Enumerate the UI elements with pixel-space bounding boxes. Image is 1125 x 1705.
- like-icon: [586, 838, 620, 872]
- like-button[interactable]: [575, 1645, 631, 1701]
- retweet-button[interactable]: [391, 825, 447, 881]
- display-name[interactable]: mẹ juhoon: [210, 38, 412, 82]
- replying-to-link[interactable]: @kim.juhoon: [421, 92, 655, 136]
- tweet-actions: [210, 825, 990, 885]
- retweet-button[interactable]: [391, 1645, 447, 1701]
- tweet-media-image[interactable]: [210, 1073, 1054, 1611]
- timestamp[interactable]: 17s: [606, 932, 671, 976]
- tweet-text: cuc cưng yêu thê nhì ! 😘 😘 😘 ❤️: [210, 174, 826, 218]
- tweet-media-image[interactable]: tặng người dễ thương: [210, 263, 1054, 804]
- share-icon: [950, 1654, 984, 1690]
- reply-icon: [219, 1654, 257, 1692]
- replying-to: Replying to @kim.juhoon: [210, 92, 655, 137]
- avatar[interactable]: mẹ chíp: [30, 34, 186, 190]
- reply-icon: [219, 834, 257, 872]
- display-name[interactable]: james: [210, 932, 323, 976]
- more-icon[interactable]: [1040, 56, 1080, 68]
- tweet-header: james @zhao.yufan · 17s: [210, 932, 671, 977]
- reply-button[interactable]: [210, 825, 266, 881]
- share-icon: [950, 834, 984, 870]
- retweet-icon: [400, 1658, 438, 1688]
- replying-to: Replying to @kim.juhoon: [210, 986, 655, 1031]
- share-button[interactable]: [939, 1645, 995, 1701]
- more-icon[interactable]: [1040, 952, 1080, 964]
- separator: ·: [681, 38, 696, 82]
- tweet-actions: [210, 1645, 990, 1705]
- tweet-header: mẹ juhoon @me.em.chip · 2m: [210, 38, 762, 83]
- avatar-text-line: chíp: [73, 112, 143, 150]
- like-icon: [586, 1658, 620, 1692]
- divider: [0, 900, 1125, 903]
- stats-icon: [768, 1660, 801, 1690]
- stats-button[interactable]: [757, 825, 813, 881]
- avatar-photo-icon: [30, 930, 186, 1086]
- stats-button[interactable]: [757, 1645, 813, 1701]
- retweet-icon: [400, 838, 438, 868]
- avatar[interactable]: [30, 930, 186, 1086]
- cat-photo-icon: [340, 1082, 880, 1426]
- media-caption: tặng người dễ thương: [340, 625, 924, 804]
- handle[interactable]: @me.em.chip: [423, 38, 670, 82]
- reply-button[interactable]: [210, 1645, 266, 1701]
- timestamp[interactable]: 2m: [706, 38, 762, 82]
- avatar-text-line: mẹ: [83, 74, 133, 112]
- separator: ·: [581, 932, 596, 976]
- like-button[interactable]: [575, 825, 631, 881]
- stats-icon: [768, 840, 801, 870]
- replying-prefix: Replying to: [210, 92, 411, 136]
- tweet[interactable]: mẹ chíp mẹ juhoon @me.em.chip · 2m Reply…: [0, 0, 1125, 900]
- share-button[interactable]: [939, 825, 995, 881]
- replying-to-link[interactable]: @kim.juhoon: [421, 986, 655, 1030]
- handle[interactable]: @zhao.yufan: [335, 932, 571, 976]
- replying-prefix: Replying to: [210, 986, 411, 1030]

************

Task brief
Convert every line of the items above into a JSON list of strings, with one string per line and blank lines omitted.

Output of the task
[
  "Enumerate the UI elements with pixel-space bounding boxes. Image is 1125 x 1705.",
  "- like-icon: [586, 838, 620, 872]",
  "- like-button[interactable]: [575, 1645, 631, 1701]",
  "- retweet-button[interactable]: [391, 825, 447, 881]",
  "- display-name[interactable]: mẹ juhoon: [210, 38, 412, 82]",
  "- replying-to-link[interactable]: @kim.juhoon: [421, 92, 655, 136]",
  "- tweet-actions: [210, 825, 990, 885]",
  "- retweet-button[interactable]: [391, 1645, 447, 1701]",
  "- tweet-media-image[interactable]: [210, 1073, 1054, 1611]",
  "- timestamp[interactable]: 17s: [606, 932, 671, 976]",
  "- tweet-text: cuc cưng yêu thê nhì ! 😘 😘 😘 ❤️: [210, 174, 826, 218]",
  "- tweet-media-image[interactable]: tặng người dễ thương: [210, 263, 1054, 804]",
  "- share-icon: [950, 1654, 984, 1690]",
  "- reply-icon: [219, 1654, 257, 1692]",
  "- replying-to: Replying to @kim.juhoon: [210, 92, 655, 137]",
  "- avatar[interactable]: mẹ chíp: [30, 34, 186, 190]",
  "- reply-icon: [219, 834, 257, 872]",
  "- display-name[interactable]: james: [210, 932, 323, 976]",
  "- more-icon[interactable]: [1040, 56, 1080, 68]",
  "- tweet-header: james @zhao.yufan · 17s: [210, 932, 671, 977]",
  "- reply-button[interactable]: [210, 825, 266, 881]",
  "- share-icon: [950, 834, 984, 870]",
  "- retweet-icon: [400, 1658, 438, 1688]",
  "- replying-to: Replying to @kim.juhoon: [210, 986, 655, 1031]",
  "- share-button[interactable]: [939, 1645, 995, 1701]",
  "- more-icon[interactable]: [1040, 952, 1080, 964]",
  "- separator: ·: [681, 38, 696, 82]",
  "- tweet-actions: [210, 1645, 990, 1705]",
  "- tweet-header: mẹ juhoon @me.em.chip · 2m: [210, 38, 762, 83]",
  "- avatar-text-line: chíp: [73, 112, 143, 150]",
  "- like-icon: [586, 1658, 620, 1692]",
  "- divider: [0, 900, 1125, 903]",
  "- stats-icon: [768, 1660, 801, 1690]",
  "- stats-button[interactable]: [757, 825, 813, 881]",
  "- avatar-photo-icon: [30, 930, 186, 1086]",
  "- stats-button[interactable]: [757, 1645, 813, 1701]",
  "- retweet-icon: [400, 838, 438, 868]",
  "- avatar[interactable]: [30, 930, 186, 1086]",
  "- cat-photo-icon: [340, 1082, 880, 1426]",
  "- media-caption: tặng người dễ thương: [340, 625, 924, 804]",
  "- handle[interactable]: @me.em.chip: [423, 38, 670, 82]",
  "- reply-button[interactable]: [210, 1645, 266, 1701]",
  "- timestamp[interactable]: 2m: [706, 38, 762, 82]",
  "- avatar-text-line: mẹ: [83, 74, 133, 112]",
  "- separator: ·: [581, 932, 596, 976]",
  "- like-button[interactable]: [575, 825, 631, 881]",
  "- stats-icon: [768, 840, 801, 870]",
  "- replying-prefix: Replying to: [210, 92, 411, 136]",
  "- tweet[interactable]: mẹ chíp mẹ juhoon @me.em.chip · 2m Reply…: [0, 0, 1125, 900]",
  "- share-button[interactable]: [939, 825, 995, 881]",
  "- replying-to-link[interactable]: @kim.juhoon: [421, 986, 655, 1030]",
  "- handle[interactable]: @zhao.yufan: [335, 932, 571, 976]",
  "- replying-prefix: Replying to: [210, 986, 411, 1030]"
]